● **AIM OF THE TASK**
Write the listing out again, all of it, word for word.

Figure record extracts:
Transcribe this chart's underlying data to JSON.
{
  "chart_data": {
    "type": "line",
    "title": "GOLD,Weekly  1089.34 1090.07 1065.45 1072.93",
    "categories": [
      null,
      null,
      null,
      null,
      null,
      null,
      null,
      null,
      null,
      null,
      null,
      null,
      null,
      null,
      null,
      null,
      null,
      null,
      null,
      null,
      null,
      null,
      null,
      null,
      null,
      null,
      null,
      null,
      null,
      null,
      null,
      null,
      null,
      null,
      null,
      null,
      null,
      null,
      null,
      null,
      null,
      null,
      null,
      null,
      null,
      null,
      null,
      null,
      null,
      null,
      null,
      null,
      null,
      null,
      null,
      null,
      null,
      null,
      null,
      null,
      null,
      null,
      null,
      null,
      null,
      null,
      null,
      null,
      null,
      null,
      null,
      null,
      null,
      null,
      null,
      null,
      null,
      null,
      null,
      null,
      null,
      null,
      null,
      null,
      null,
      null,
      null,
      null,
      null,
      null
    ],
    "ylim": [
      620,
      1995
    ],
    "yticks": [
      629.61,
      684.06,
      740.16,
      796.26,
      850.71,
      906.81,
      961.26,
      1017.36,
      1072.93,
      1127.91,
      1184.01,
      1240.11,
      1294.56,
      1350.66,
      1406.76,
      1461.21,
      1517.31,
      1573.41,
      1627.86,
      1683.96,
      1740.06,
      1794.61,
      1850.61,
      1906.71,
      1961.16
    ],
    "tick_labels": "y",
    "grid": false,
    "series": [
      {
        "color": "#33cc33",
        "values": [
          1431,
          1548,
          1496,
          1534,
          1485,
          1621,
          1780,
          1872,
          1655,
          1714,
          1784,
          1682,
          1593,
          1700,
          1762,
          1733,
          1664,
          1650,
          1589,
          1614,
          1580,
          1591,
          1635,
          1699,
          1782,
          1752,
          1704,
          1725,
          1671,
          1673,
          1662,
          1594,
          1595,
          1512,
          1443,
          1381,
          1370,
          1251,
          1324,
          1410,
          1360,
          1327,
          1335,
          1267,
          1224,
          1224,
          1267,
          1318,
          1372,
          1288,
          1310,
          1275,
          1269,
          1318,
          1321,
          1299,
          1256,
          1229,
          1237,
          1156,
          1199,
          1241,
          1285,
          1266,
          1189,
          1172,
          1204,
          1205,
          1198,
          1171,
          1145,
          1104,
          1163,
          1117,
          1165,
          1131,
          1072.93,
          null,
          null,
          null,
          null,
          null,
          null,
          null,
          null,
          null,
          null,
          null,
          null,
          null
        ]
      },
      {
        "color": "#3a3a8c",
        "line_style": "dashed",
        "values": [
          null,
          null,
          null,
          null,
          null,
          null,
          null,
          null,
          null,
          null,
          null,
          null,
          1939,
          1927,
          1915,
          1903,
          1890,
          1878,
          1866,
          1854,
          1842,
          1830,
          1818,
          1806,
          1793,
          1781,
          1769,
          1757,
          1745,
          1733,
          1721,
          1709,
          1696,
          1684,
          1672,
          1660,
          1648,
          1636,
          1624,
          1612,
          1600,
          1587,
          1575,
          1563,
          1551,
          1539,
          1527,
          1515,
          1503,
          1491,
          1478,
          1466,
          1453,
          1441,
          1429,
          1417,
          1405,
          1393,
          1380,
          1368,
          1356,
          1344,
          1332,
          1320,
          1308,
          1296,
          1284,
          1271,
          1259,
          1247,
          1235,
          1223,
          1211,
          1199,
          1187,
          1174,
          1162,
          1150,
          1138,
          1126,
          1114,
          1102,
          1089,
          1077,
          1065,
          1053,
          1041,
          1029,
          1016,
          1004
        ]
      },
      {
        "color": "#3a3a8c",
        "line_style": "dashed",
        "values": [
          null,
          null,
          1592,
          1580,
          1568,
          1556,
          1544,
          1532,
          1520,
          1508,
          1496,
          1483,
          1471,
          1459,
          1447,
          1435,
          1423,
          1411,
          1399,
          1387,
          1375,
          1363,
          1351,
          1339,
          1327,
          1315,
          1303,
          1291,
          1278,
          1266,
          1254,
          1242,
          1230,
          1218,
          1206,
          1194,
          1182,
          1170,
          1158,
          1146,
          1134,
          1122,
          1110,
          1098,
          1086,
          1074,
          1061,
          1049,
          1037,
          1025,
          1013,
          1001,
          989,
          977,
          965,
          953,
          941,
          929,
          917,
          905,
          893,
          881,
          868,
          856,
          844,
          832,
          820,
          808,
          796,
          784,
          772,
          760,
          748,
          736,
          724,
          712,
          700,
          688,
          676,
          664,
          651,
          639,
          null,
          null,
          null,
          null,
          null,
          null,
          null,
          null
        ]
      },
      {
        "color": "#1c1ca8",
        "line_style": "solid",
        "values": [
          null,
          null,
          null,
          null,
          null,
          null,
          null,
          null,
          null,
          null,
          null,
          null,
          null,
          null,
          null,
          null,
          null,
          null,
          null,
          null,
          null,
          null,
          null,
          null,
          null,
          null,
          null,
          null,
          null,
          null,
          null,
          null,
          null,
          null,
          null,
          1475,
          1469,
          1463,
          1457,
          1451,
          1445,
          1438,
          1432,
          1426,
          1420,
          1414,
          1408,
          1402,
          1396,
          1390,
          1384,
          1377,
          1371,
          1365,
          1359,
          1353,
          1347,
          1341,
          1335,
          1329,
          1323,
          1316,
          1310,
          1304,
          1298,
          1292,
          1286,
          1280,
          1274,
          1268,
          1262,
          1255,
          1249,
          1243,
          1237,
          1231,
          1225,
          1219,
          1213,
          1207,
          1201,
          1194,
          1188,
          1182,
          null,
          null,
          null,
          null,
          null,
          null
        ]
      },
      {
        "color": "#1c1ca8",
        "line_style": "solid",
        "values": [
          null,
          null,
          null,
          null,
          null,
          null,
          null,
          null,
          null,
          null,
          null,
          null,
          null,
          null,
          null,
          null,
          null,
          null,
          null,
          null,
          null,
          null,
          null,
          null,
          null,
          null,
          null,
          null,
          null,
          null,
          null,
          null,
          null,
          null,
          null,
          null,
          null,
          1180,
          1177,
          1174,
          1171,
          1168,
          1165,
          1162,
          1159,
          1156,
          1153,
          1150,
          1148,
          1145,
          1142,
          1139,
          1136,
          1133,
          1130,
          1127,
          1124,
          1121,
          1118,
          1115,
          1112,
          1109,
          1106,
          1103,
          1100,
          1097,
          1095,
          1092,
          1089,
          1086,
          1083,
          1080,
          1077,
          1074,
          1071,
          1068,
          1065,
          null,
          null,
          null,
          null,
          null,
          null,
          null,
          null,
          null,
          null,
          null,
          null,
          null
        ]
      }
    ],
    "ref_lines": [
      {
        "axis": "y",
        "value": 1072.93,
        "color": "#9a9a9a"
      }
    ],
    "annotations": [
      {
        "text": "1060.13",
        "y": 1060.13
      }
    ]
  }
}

● **SOLUTION TO THIS TASK**
Transcribe this chart's underlying data to JSON.
{
  "chart_data": {
    "type": "line",
    "title": "GOLD,Weekly  1089.34 1090.07 1065.45 1072.93",
    "categories": [
      null,
      null,
      null,
      null,
      null,
      null,
      null,
      null,
      null,
      null,
      null,
      null,
      null,
      null,
      null,
      null,
      null,
      null,
      null,
      null,
      null,
      null,
      null,
      null,
      null,
      null,
      null,
      null,
      null,
      null,
      null,
      null,
      null,
      null,
      null,
      null,
      null,
      null,
      null,
      null,
      null,
      null,
      null,
      null,
      null,
      null,
      null,
      null,
      null,
      null,
      null,
      null,
      null,
      null,
      null,
      null,
      null,
      null,
      null,
      null,
      null,
      null,
      null,
      null,
      null,
      null,
      null,
      null,
      null,
      null,
      null,
      null,
      null,
      null,
      null,
      null,
      null,
      null,
      null,
      null,
      null,
      null,
      null,
      null,
      null,
      null,
      null,
      null,
      null,
      null
    ],
    "ylim": [
      620,
      1995
    ],
    "yticks": [
      629.61,
      684.06,
      740.16,
      796.26,
      850.71,
      906.81,
      961.26,
      1017.36,
      1072.93,
      1127.91,
      1184.01,
      1240.11,
      1294.56,
      1350.66,
      1406.76,
      1461.21,
      1517.31,
      1573.41,
      1627.86,
      1683.96,
      1740.06,
      1794.61,
      1850.61,
      1906.71,
      1961.16
    ],
    "tick_labels": "y",
    "grid": false,
    "series": [
      {
        "color": "#33cc33",
        "values": [
          1431,
          1548,
          1496,
          1534,
          1485,
          1621,
          1780,
          1872,
          1655,
          1714,
          1784,
          1682,
          1593,
          1700,
          1762,
          1733,
          1664,
          1650,
          1589,
          1614,
          1580,
          1591,
          1635,
          1699,
          1782,
          1752,
          1704,
          1725,
          1671,
          1673,
          1662,
          1594,
          1595,
          1512,
          1443,
          1381,
          1370,
          1251,
          1324,
          1410,
          1360,
          1327,
          1335,
          1267,
          1224,
          1224,
          1267,
          1318,
          1372,
          1288,
          1310,
          1275,
          1269,
          1318,
          1321,
          1299,
          1256,
          1229,
          1237,
          1156,
          1199,
          1241,
          1285,
          1266,
          1189,
          1172,
          1204,
          1205,
          1198,
          1171,
          1145,
          1104,
          1163,
          1117,
          1165,
          1131,
          1072.93,
          null,
          null,
          null,
          null,
          null,
          null,
          null,
          null,
          null,
          null,
          null,
          null,
          null
        ]
      },
      {
        "color": "#3a3a8c",
        "line_style": "dashed",
        "values": [
          null,
          null,
          null,
          null,
          null,
          null,
          null,
          null,
          null,
          null,
          null,
          null,
          1939,
          1927,
          1915,
          1903,
          1890,
          1878,
          1866,
          1854,
          1842,
          1830,
          1818,
          1806,
          1793,
          1781,
          1769,
          1757,
          1745,
          1733,
          1721,
          1709,
          1696,
          1684,
          1672,
          1660,
          1648,
          1636,
          1624,
          1612,
          1600,
          1587,
          1575,
          1563,
          1551,
          1539,
          1527,
          1515,
          1503,
          1491,
          1478,
          1466,
          1453,
          1441,
          1429,
          1417,
          1405,
          1393,
          1380,
          1368,
          1356,
          1344,
          1332,
          1320,
          1308,
          1296,
          1284,
          1271,
          1259,
          1247,
          1235,
          1223,
          1211,
          1199,
          1187,
          1174,
          1162,
          1150,
          1138,
          1126,
          1114,
          1102,
          1089,
          1077,
          1065,
          1053,
          1041,
          1029,
          1016,
          1004
        ]
      },
      {
        "color": "#3a3a8c",
        "line_style": "dashed",
        "values": [
          null,
          null,
          1592,
          1580,
          1568,
          1556,
          1544,
          1532,
          1520,
          1508,
          1496,
          1483,
          1471,
          1459,
          1447,
          1435,
          1423,
          1411,
          1399,
          1387,
          1375,
          1363,
          1351,
          1339,
          1327,
          1315,
          1303,
          1291,
          1278,
          1266,
          1254,
          1242,
          1230,
          1218,
          1206,
          1194,
          1182,
          1170,
          1158,
          1146,
          1134,
          1122,
          1110,
          1098,
          1086,
          1074,
          1061,
          1049,
          1037,
          1025,
          1013,
          1001,
          989,
          977,
          965,
          953,
          941,
          929,
          917,
          905,
          893,
          881,
          868,
          856,
          844,
          832,
          820,
          808,
          796,
          784,
          772,
          760,
          748,
          736,
          724,
          712,
          700,
          688,
          676,
          664,
          651,
          639,
          null,
          null,
          null,
          null,
          null,
          null,
          null,
          null
        ]
      },
      {
        "color": "#1c1ca8",
        "line_style": "solid",
        "values": [
          null,
          null,
          null,
          null,
          null,
          null,
          null,
          null,
          null,
          null,
          null,
          null,
          null,
          null,
          null,
          null,
          null,
          null,
          null,
          null,
          null,
          null,
          null,
          null,
          null,
          null,
          null,
          null,
          null,
          null,
          null,
          null,
          null,
          null,
          null,
          1475,
          1469,
          1463,
          1457,
          1451,
          1445,
          1438,
          1432,
          1426,
          1420,
          1414,
          1408,
          1402,
          1396,
          1390,
          1384,
          1377,
          1371,
          1365,
          1359,
          1353,
          1347,
          1341,
          1335,
          1329,
          1323,
          1316,
          1310,
          1304,
          1298,
          1292,
          1286,
          1280,
          1274,
          1268,
          1262,
          1255,
          1249,
          1243,
          1237,
          1231,
          1225,
          1219,
          1213,
          1207,
          1201,
          1194,
          1188,
          1182,
          null,
          null,
          null,
          null,
          null,
          null
        ]
      },
      {
        "color": "#1c1ca8",
        "line_style": "solid",
        "values": [
          null,
          null,
          null,
          null,
          null,
          null,
          null,
          null,
          null,
          null,
          null,
          null,
          null,
          null,
          null,
          null,
          null,
          null,
          null,
          null,
          null,
          null,
          null,
          null,
          null,
          null,
          null,
          null,
          null,
          null,
          null,
          null,
          null,
          null,
          null,
          null,
          null,
          1180,
          1177,
          1174,
          1171,
          1168,
          1165,
          1162,
          1159,
          1156,
          1153,
          1150,
          1148,
          1145,
          1142,
          1139,
          1136,
          1133,
          1130,
          1127,
          1124,
          1121,
          1118,
          1115,
          1112,
          1109,
          1106,
          1103,
          1100,
          1097,
          1095,
          1092,
          1089,
          1086,
          1083,
          1080,
          1077,
          1074,
          1071,
          1068,
          1065,
          null,
          null,
          null,
          null,
          null,
          null,
          null,
          null,
          null,
          null,
          null,
          null,
          null
        ]
      }
    ],
    "ref_lines": [
      {
        "axis": "y",
        "value": 1072.93,
        "color": "#9a9a9a"
      }
    ],
    "annotations": [
      {
        "text": "1060.13",
        "y": 1060.13
      }
    ]
  }
}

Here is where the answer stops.